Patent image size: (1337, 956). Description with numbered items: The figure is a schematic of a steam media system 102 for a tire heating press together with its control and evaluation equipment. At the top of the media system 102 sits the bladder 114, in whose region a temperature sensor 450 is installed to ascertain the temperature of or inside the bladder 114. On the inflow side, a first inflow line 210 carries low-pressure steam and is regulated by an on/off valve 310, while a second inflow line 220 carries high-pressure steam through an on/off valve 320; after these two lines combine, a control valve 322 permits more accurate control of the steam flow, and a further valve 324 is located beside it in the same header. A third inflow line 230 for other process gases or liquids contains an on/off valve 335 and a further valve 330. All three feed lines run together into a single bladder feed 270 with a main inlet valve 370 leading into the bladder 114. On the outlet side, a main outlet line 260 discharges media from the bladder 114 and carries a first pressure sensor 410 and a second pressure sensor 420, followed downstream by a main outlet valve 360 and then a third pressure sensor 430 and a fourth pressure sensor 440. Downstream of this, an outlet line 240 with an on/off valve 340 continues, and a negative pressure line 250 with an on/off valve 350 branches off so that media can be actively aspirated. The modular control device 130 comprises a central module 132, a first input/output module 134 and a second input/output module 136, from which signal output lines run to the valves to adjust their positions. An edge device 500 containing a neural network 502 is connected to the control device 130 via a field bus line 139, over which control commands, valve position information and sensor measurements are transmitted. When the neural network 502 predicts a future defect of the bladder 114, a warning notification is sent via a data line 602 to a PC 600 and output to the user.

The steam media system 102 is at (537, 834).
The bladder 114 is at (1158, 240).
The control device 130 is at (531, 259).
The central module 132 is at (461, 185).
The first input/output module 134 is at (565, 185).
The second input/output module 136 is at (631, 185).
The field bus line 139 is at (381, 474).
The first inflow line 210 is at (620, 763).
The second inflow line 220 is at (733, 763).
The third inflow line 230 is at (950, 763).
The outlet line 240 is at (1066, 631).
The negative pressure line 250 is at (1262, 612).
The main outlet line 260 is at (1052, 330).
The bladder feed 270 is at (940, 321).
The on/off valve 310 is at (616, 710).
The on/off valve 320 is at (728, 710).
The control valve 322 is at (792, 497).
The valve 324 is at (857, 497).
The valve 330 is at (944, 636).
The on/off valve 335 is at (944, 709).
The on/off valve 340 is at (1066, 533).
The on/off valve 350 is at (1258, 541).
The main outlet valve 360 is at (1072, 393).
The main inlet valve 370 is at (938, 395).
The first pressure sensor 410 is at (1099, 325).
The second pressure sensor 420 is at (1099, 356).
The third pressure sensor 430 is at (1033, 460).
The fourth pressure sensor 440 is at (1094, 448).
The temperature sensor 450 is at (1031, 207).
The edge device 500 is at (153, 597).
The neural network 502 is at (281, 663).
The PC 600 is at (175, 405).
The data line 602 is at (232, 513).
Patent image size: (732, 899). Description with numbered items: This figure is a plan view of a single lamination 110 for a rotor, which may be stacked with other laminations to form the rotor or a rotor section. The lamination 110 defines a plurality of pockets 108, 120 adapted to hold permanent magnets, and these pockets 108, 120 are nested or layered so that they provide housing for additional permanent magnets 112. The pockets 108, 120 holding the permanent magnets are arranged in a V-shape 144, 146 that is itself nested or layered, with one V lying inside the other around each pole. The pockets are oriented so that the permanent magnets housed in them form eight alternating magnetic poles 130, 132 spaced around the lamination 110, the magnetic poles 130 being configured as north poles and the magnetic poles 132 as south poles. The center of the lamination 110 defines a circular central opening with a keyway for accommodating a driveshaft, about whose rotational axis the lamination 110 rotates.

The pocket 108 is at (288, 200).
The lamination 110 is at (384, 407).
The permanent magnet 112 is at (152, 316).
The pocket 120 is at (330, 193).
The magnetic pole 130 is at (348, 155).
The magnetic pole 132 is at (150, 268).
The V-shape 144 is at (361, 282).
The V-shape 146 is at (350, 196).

——————

→ Prompt:
Render every line of the material above as a JSON list of strings, one string per line, omitting blank lines.

→ Answer for this exercise:
[
  "Patent image size: (1337, 956). Description with numbered items: The figure is a schematic of a steam media system 102 for a tire heating press together with its control and evaluation equipment. At the top of the media system 102 sits the bladder 114, in whose region a temperature sensor 450 is installed to ascertain the temperature of or inside the bladder 114. On the inflow side, a first inflow line 210 carries low-pressure steam and is regulated by an on/off valve 310, while a second inflow line 220 carries high-pressure steam through an on/off valve 320; after these two lines combine, a control valve 322 permits more accurate control of the steam flow, and a further valve 324 is located beside it in the same header. A third inflow line 230 for other process gases or liquids contains an on/off valve 335 and a further valve 330. All three feed lines run together into a single bladder feed 270 with a main inlet valve 370 leading into the bladder 114. On the outlet side, a main outlet line 260 discharges media from the bladder 114 and carries a first pressure sensor 410 and a second pressure sensor 420, followed downstream by a main outlet valve 360 and then a third pressure sensor 430 and a fourth pressure sensor 440. Downstream of this, an outlet line 240 with an on/off valve 340 continues, and a negative pressure line 250 with an on/off valve 350 branches off so that media can be actively aspirated. The modular control device 130 comprises a central module 132, a first input/output module 134 and a second input/output module 136, from which signal output lines run to the valves to adjust their positions. An edge device 500 containing a neural network 502 is connected to the control device 130 via a field bus line 139, over which control commands, valve position information and sensor measurements are transmitted. When the neural network 502 predicts a future defect of the bladder 114, a warning notification is sent via a data line 602 to a PC 600 and output to the user.",
  "The steam media system 102 is at (537, 834).",
  "The bladder 114 is at (1158, 240).",
  "The control device 130 is at (531, 259).",
  "The central module 132 is at (461, 185).",
  "The first input/output module 134 is at (565, 185).",
  "The second input/output module 136 is at (631, 185).",
  "The field bus line 139 is at (381, 474).",
  "The first inflow line 210 is at (620, 763).",
  "The second inflow line 220 is at (733, 763).",
  "The third inflow line 230 is at (950, 763).",
  "The outlet line 240 is at (1066, 631).",
  "The negative pressure line 250 is at (1262, 612).",
  "The main outlet line 260 is at (1052, 330).",
  "The bladder feed 270 is at (940, 321).",
  "The on/off valve 310 is at (616, 710).",
  "The on/off valve 320 is at (728, 710).",
  "The control valve 322 is at (792, 497).",
  "The valve 324 is at (857, 497).",
  "The valve 330 is at (944, 636).",
  "The on/off valve 335 is at (944, 709).",
  "The on/off valve 340 is at (1066, 533).",
  "The on/off valve 350 is at (1258, 541).",
  "The main outlet valve 360 is at (1072, 393).",
  "The main inlet valve 370 is at (938, 395).",
  "The first pressure sensor 410 is at (1099, 325).",
  "The second pressure sensor 420 is at (1099, 356).",
  "The third pressure sensor 430 is at (1033, 460).",
  "The fourth pressure sensor 440 is at (1094, 448).",
  "The temperature sensor 450 is at (1031, 207).",
  "The edge device 500 is at (153, 597).",
  "The neural network 502 is at (281, 663).",
  "The PC 600 is at (175, 405).",
  "The data line 602 is at (232, 513).",
  "Patent image size: (732, 899). Description with numbered items: This figure is a plan view of a single lamination 110 for a rotor, which may be stacked with other laminations to form the rotor or a rotor section. The lamination 110 defines a plurality of pockets 108, 120 adapted to hold permanent magnets, and these pockets 108, 120 are nested or layered so that they provide housing for additional permanent magnets 112. The pockets 108, 120 holding the permanent magnets are arranged in a V-shape 144, 146 that is itself nested or layered, with one V lying inside the other around each pole. The pockets are oriented so that the permanent magnets housed in them form eight alternating magnetic poles 130, 132 spaced around the lamination 110, the magnetic poles 130 being configured as north poles and the magnetic poles 132 as south poles. The center of the lamination 110 defines a circular central opening with a keyway for accommodating a driveshaft, about whose rotational axis the lamination 110 rotates.",
  "The pocket 108 is at (288, 200).",
  "The lamination 110 is at (384, 407).",
  "The permanent magnet 112 is at (152, 316).",
  "The pocket 120 is at (330, 193).",
  "The magnetic pole 130 is at (348, 155).",
  "The magnetic pole 132 is at (150, 268).",
  "The V-shape 144 is at (361, 282).",
  "The V-shape 146 is at (350, 196)."
]